• [PROBLEM DESCRIPTION]:
Calculate how many lines in the following records hold the word "Республики", and report that number without comment.

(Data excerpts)

** start **

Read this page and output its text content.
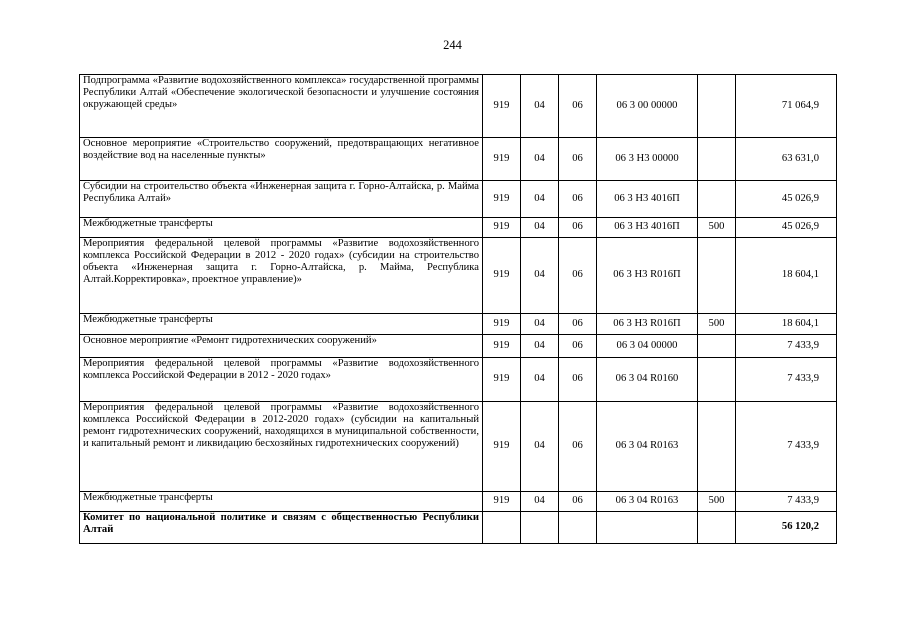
244
Подпрограмма «Развитие водохозяйственного комплекса» государственной программы Республики Алтай «Обеспечение экологической безопасности и улучшение состояния окружающей среды»	919	04	06	06 3 00 00000		71 064,9
Основное мероприятие «Строительство сооружений, предотвращающих негативное воздействие вод на населенные пункты»	919	04	06	06 3 Н3 00000		63 631,0
Субсидии на строительство объекта «Инженерная защита г. Горно-Алтайска, р. Майма Республика Алтай»	919	04	06	06 3 Н3 4016П		45 026,9
Межбюджетные трансферты	919	04	06	06 3 Н3 4016П	500	45 026,9
Мероприятия федеральной целевой программы «Развитие водохозяйственного комплекса Российской Федерации в 2012 - 2020 годах» (субсидии на строительство объекта «Инженерная защита г. Горно-Алтайска, р. Майма, Республика Алтай.Корректировка», проектное управление)»	919	04	06	06 3 Н3 R016П		18 604,1
Межбюджетные трансферты	919	04	06	06 3 Н3 R016П	500	18 604,1
Основное мероприятие «Ремонт гидротехнических сооружений»	919	04	06	06 3 04 00000		7 433,9
Мероприятия федеральной целевой программы «Развитие водохозяйственного комплекса Российской Федерации в 2012 - 2020 годах»	919	04	06	06 3 04 R0160		7 433,9
Мероприятия федеральной целевой программы «Развитие водохозяйственного комплекса Российской Федерации в 2012-2020 годах» (субсидии на капитальный ремонт гидротехнических сооружений, находящихся в муниципальной собственности, и капитальный ремонт и ликвидацию бесхозяйных гидротехнических сооружений)	919	04	06	06 3 04 R0163		7 433,9
Межбюджетные трансферты	919	04	06	06 3 04 R0163	500	7 433,9
Комитет по национальной политике и связям с общественностью Республики Алтай						56 120,2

** end **

• [TASK RESPONSE]:
2